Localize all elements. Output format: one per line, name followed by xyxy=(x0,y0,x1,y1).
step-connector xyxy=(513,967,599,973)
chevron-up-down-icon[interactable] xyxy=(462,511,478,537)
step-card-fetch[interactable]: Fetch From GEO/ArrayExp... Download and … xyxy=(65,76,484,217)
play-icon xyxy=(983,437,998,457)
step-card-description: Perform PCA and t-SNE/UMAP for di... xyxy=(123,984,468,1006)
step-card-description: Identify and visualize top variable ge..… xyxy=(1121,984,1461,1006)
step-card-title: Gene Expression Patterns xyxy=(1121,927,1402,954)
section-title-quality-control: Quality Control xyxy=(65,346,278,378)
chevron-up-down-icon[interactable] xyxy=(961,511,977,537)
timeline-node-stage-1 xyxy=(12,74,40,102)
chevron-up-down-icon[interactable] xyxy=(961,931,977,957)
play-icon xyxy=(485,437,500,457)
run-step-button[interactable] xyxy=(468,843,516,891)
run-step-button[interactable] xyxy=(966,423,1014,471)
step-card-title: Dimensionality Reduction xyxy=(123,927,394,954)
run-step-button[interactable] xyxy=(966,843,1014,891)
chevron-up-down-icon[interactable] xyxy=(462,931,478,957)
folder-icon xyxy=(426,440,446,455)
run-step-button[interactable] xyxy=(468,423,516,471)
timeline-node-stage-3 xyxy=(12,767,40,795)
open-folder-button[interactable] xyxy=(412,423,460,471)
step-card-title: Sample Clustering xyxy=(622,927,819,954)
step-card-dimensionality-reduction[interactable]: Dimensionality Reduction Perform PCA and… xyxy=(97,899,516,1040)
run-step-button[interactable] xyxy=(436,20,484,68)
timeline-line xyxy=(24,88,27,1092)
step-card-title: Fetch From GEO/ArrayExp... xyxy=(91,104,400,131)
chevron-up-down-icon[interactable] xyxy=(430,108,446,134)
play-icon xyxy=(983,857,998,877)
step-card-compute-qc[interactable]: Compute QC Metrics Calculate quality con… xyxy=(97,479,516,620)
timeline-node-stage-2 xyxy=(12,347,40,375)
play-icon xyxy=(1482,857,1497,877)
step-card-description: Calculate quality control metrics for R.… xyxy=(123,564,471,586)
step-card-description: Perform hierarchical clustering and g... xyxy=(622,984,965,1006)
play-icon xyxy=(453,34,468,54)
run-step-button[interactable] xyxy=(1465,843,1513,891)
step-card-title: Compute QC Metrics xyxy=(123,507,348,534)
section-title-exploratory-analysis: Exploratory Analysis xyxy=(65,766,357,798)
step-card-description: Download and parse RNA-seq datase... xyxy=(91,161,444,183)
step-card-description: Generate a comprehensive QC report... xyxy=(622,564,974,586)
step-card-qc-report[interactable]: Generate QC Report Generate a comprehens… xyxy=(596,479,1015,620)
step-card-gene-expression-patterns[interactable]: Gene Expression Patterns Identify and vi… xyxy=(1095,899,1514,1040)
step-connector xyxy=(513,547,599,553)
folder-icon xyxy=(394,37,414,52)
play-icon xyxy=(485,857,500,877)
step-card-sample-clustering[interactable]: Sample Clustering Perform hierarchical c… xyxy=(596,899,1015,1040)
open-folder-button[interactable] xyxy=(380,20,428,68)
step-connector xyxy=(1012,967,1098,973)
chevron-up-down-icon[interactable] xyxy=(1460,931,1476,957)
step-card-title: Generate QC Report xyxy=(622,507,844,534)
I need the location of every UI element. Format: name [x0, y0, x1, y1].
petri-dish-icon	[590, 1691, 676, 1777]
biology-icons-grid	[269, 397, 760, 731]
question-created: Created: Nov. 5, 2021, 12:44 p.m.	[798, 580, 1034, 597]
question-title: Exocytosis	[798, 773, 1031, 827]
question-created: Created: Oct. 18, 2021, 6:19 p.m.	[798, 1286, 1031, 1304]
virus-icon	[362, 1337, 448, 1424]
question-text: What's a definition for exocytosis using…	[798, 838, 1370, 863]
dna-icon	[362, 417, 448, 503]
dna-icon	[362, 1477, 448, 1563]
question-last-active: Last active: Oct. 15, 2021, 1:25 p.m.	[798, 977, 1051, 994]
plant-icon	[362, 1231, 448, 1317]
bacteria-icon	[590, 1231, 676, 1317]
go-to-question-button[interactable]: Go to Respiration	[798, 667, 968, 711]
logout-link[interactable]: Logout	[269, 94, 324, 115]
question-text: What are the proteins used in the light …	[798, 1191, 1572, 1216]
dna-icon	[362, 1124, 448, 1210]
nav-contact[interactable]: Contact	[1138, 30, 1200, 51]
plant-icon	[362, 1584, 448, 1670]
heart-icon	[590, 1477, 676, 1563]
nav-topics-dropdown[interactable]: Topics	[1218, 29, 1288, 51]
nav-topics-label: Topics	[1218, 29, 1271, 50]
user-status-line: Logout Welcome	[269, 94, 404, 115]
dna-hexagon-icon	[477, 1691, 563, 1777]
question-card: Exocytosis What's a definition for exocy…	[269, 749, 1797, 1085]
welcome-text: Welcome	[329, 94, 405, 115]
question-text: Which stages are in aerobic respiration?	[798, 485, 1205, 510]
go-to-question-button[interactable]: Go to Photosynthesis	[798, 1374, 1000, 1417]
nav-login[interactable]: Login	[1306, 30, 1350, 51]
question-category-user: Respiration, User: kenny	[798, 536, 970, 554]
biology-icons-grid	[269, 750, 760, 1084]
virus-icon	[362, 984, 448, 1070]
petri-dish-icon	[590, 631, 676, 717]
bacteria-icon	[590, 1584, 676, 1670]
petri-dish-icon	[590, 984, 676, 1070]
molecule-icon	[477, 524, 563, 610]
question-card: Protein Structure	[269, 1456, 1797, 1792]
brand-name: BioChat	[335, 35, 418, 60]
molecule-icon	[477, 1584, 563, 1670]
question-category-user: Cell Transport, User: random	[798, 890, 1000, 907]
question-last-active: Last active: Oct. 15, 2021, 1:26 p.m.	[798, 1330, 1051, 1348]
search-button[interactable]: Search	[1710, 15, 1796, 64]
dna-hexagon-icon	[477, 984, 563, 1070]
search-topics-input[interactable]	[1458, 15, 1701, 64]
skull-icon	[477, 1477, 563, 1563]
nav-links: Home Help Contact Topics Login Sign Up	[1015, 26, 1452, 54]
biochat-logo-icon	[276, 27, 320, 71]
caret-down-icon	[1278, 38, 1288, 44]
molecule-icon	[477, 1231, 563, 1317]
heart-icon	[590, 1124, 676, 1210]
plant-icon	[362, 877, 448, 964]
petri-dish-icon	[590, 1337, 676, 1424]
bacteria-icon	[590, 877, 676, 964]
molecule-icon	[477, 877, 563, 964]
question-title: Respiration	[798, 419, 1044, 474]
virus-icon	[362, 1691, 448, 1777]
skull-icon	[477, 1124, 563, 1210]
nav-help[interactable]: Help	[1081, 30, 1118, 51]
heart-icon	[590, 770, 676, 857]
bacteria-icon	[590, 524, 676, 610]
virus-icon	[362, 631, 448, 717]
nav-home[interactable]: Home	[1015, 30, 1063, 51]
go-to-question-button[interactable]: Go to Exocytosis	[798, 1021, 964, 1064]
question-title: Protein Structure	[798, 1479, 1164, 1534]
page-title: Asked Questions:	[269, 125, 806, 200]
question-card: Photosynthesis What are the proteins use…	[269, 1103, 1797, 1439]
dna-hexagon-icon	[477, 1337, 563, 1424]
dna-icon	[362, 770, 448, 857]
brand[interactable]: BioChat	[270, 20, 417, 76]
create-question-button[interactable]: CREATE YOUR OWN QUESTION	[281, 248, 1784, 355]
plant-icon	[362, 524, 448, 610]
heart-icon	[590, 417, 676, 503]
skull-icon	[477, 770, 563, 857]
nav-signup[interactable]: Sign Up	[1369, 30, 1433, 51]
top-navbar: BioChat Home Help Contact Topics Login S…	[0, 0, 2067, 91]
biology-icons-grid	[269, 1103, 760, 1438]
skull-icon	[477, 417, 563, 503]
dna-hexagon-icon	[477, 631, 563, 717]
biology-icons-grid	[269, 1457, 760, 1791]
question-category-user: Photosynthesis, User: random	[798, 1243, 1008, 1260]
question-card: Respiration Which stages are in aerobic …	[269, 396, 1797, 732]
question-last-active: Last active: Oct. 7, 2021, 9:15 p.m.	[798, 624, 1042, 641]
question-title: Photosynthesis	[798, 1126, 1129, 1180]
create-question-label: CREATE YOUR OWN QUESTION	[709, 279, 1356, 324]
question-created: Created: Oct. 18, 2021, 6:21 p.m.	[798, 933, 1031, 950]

▶ _What you are asked to do_
Once you have found every line in the listing that holds the string "Which", copy each of them.

▶ _Task response_
question-text: Which stages are in aerobic respiration?	[798, 485, 1205, 510]
question-card: Respiration Which stages are in aerobic …	[269, 396, 1797, 732]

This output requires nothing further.